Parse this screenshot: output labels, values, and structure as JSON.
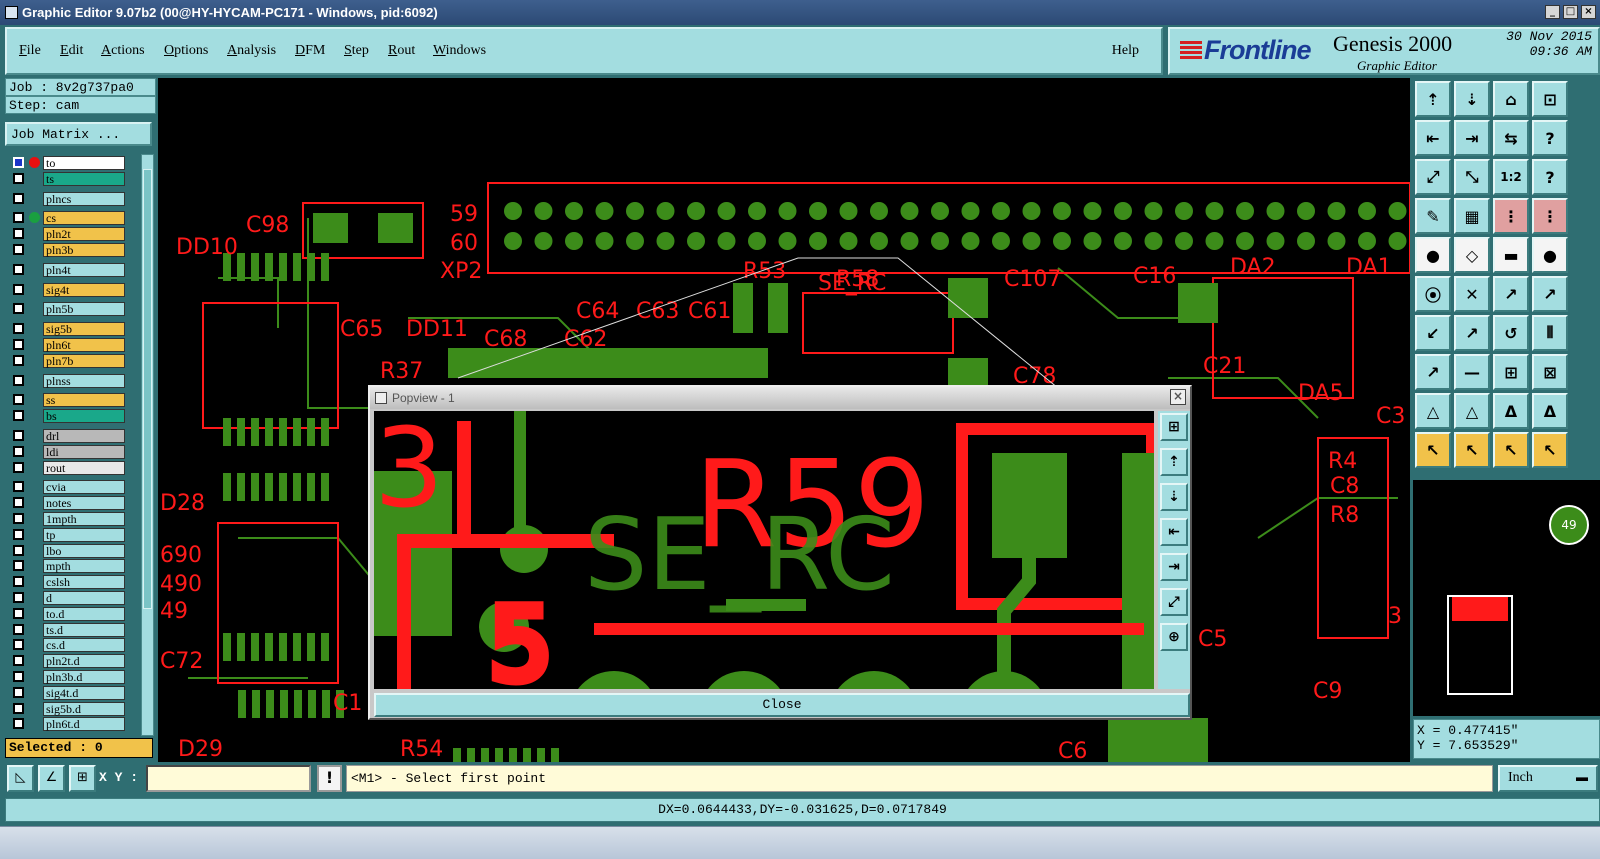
{
  "window": {
    "title": "Graphic Editor 9.07b2 (00@HY-HYCAM-PC171 - Windows, pid:6092)"
  },
  "menu": {
    "items": [
      "File",
      "Edit",
      "Actions",
      "Options",
      "Analysis",
      "DFM",
      "Step",
      "Rout",
      "Windows"
    ],
    "help": "Help"
  },
  "brand": {
    "logo": "Frontline",
    "product": "Genesis 2000",
    "subtitle": "Graphic Editor",
    "date": "30 Nov 2015",
    "time": "09:36 AM"
  },
  "job": {
    "job_line": "Job : 8v2g737pa0",
    "step_line": "Step: cam",
    "matrix_button": "Job Matrix ..."
  },
  "layers": [
    {
      "name": "to",
      "color": "#ffffff",
      "checked": true,
      "dot": "#e81010",
      "gap": false
    },
    {
      "name": "ts",
      "color": "#1aa88a",
      "checked": false,
      "dot": "",
      "gap": false
    },
    {
      "name": "plncs",
      "color": "#a3dde0",
      "checked": false,
      "dot": "",
      "gap": true
    },
    {
      "name": "cs",
      "color": "#f1c24a",
      "checked": false,
      "dot": "#1aa040",
      "gap": true
    },
    {
      "name": "pln2t",
      "color": "#f1c24a",
      "checked": false,
      "dot": "",
      "gap": false
    },
    {
      "name": "pln3b",
      "color": "#f1c24a",
      "checked": false,
      "dot": "",
      "gap": false
    },
    {
      "name": "pln4t",
      "color": "#a3dde0",
      "checked": false,
      "dot": "",
      "gap": true
    },
    {
      "name": "sig4t",
      "color": "#f1c24a",
      "checked": false,
      "dot": "",
      "gap": true
    },
    {
      "name": "pln5b",
      "color": "#a3dde0",
      "checked": false,
      "dot": "",
      "gap": true
    },
    {
      "name": "sig5b",
      "color": "#f1c24a",
      "checked": false,
      "dot": "",
      "gap": true
    },
    {
      "name": "pln6t",
      "color": "#f1c24a",
      "checked": false,
      "dot": "",
      "gap": false
    },
    {
      "name": "pln7b",
      "color": "#f1c24a",
      "checked": false,
      "dot": "",
      "gap": false
    },
    {
      "name": "plnss",
      "color": "#a3dde0",
      "checked": false,
      "dot": "",
      "gap": true
    },
    {
      "name": "ss",
      "color": "#f1c24a",
      "checked": false,
      "dot": "",
      "gap": true
    },
    {
      "name": "bs",
      "color": "#1aa88a",
      "checked": false,
      "dot": "",
      "gap": false
    },
    {
      "name": "drl",
      "color": "#b8b8b8",
      "checked": false,
      "dot": "",
      "gap": true
    },
    {
      "name": "ldi",
      "color": "#b8b8b8",
      "checked": false,
      "dot": "",
      "gap": false
    },
    {
      "name": "rout",
      "color": "#e8e8e8",
      "checked": false,
      "dot": "",
      "gap": false
    },
    {
      "name": "cvia",
      "color": "#a3dde0",
      "checked": false,
      "dot": "",
      "gap": true
    },
    {
      "name": "notes",
      "color": "#a3dde0",
      "checked": false,
      "dot": "",
      "gap": false
    },
    {
      "name": "1mpth",
      "color": "#a3dde0",
      "checked": false,
      "dot": "",
      "gap": false
    },
    {
      "name": "tp",
      "color": "#a3dde0",
      "checked": false,
      "dot": "",
      "gap": false
    },
    {
      "name": "lbo",
      "color": "#a3dde0",
      "checked": false,
      "dot": "",
      "gap": false
    },
    {
      "name": "mpth",
      "color": "#a3dde0",
      "checked": false,
      "dot": "",
      "gap": false
    },
    {
      "name": "cslsh",
      "color": "#a3dde0",
      "checked": false,
      "dot": "",
      "gap": false
    },
    {
      "name": "d",
      "color": "#a3dde0",
      "checked": false,
      "dot": "",
      "gap": false
    },
    {
      "name": "to.d",
      "color": "#a3dde0",
      "checked": false,
      "dot": "",
      "gap": false
    },
    {
      "name": "ts.d",
      "color": "#a3dde0",
      "checked": false,
      "dot": "",
      "gap": false
    },
    {
      "name": "cs.d",
      "color": "#a3dde0",
      "checked": false,
      "dot": "",
      "gap": false
    },
    {
      "name": "pln2t.d",
      "color": "#a3dde0",
      "checked": false,
      "dot": "",
      "gap": false
    },
    {
      "name": "pln3b.d",
      "color": "#a3dde0",
      "checked": false,
      "dot": "",
      "gap": false
    },
    {
      "name": "sig4t.d",
      "color": "#a3dde0",
      "checked": false,
      "dot": "",
      "gap": false
    },
    {
      "name": "sig5b.d",
      "color": "#a3dde0",
      "checked": false,
      "dot": "",
      "gap": false
    },
    {
      "name": "pln6t.d",
      "color": "#a3dde0",
      "checked": false,
      "dot": "",
      "gap": false
    }
  ],
  "selected": "Selected : 0",
  "board_labels": [
    "DD10",
    "C98",
    "59",
    "60",
    "XP2",
    "R53",
    "R58",
    "SE_RC",
    "C107",
    "C16",
    "DA2",
    "DA1",
    "C65",
    "DD11",
    "R37",
    "C68",
    "C62",
    "C64",
    "C63",
    "C61",
    "C78",
    "C21",
    "DA5",
    "C3",
    "R4",
    "C8",
    "R8",
    "C9",
    "D28",
    "690",
    "490",
    "49",
    "C72",
    "C1",
    "D29",
    "R54",
    "C6",
    "C5",
    "3"
  ],
  "popup": {
    "title": "Popview - 1",
    "labels": [
      "3",
      "R59",
      "SE_RC",
      "5"
    ],
    "close_label": "Close"
  },
  "coords": {
    "x": "X = 0.477415\"",
    "y": "Y = 7.653529\""
  },
  "minimap": {
    "badge": "49"
  },
  "bottom": {
    "xy_label": "X Y :",
    "excl": "!",
    "prompt": "<M1> - Select first point",
    "units": "Inch"
  },
  "status": "DX=0.0644433,DY=-0.031625,D=0.0717849",
  "colors": {
    "red": "#ff1a1a",
    "green": "#3c8c1a",
    "panel": "#a3dde0",
    "bg": "#2f6e72"
  }
}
..............................
If a line of the listing contains "Graphic", count it; state the final number and nothing more.

→ EXERCISE RESPONSE
2